— begin Supplied data —

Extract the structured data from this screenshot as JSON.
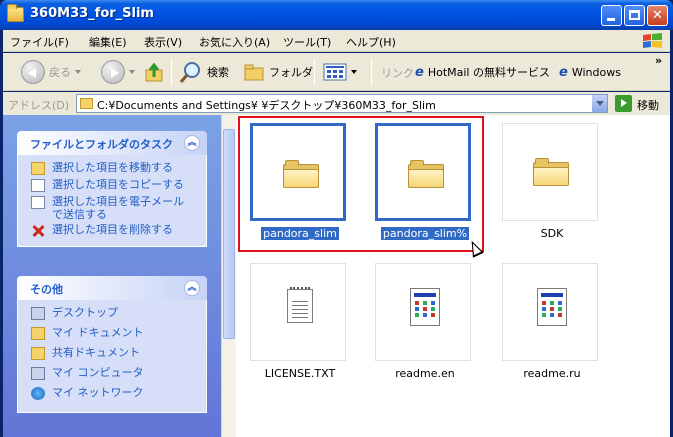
{
  "window": {
    "title": "360M33_for_Slim"
  },
  "menu": [
    "ファイル(F)",
    "編集(E)",
    "表示(V)",
    "お気に入り(A)",
    "ツール(T)",
    "ヘルプ(H)"
  ],
  "toolbar": {
    "back_label": "戻る",
    "search_label": "検索",
    "folders_label": "フォルダ",
    "links_label": "リンク",
    "link1": "HotMail の無料サービス",
    "link2": "Windows",
    "more": "»"
  },
  "address": {
    "label": "アドレス(D)",
    "path": "C:¥Documents and Settings¥      ¥デスクトップ¥360M33_for_Slim",
    "go_label": "移動"
  },
  "tasks_panel": {
    "title": "ファイルとフォルダのタスク",
    "items": [
      "選択した項目を移動する",
      "選択した項目をコピーする",
      "選択した項目を電子メールで送信する",
      "選択した項目を削除する"
    ]
  },
  "other_panel": {
    "title": "その他",
    "items": [
      "デスクトップ",
      "マイ ドキュメント",
      "共有ドキュメント",
      "マイ コンピュータ",
      "マイ ネットワーク"
    ]
  },
  "files": [
    {
      "name": "pandora_slim",
      "type": "folder",
      "selected": true
    },
    {
      "name": "pandora_slim%",
      "type": "folder",
      "selected": true
    },
    {
      "name": "SDK",
      "type": "folder",
      "selected": false
    },
    {
      "name": "LICENSE.TXT",
      "type": "text",
      "selected": false
    },
    {
      "name": "readme.en",
      "type": "web",
      "selected": false
    },
    {
      "name": "readme.ru",
      "type": "web",
      "selected": false
    }
  ],
  "colors": {
    "title_bar": "#0054e3",
    "selection": "#316ac5",
    "highlight_box": "#e0101d",
    "task_link": "#215dc6"
  }
}
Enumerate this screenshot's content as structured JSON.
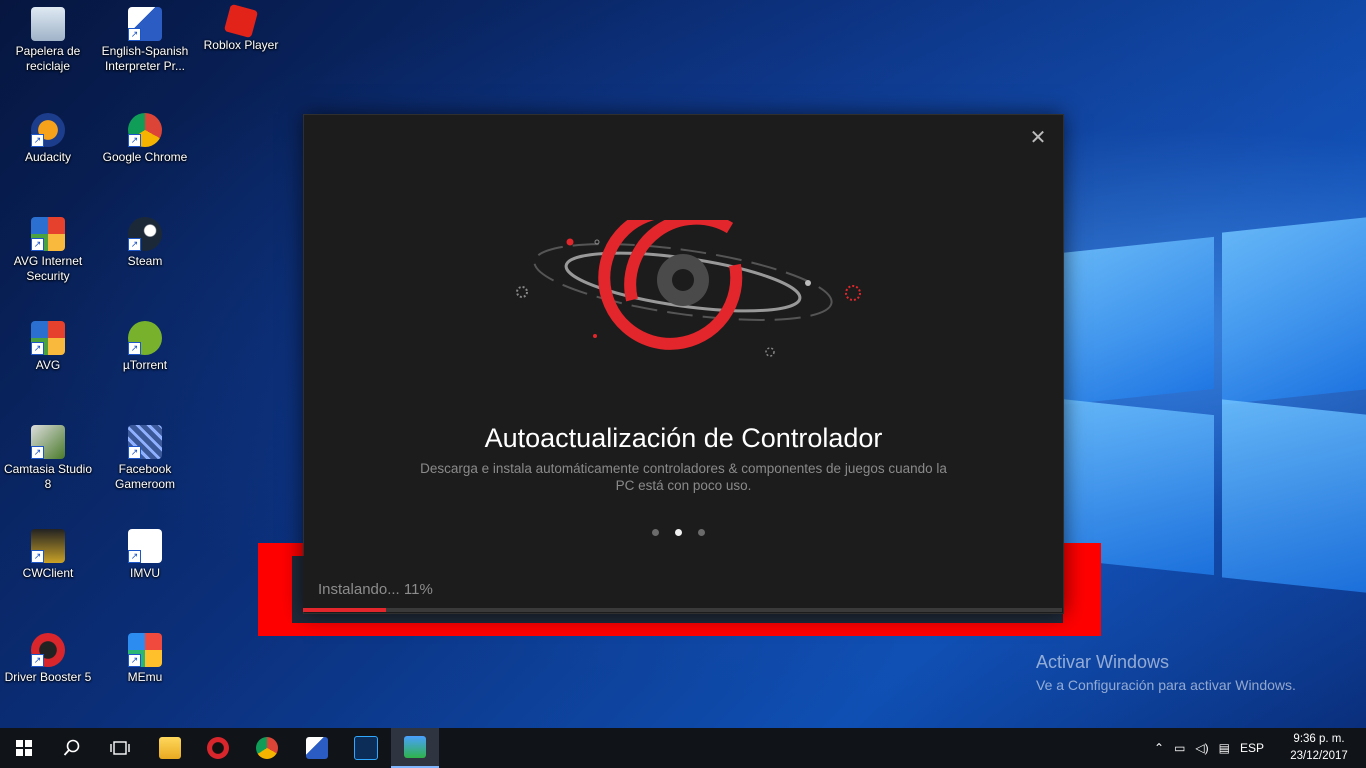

— end Supplied data —

To be done: Extract from the data every line where "structured" shows up.

Finished answer:
Extract the structured data from this screenshot as JSON.
Enumerate this screenshot's content as structured JSON.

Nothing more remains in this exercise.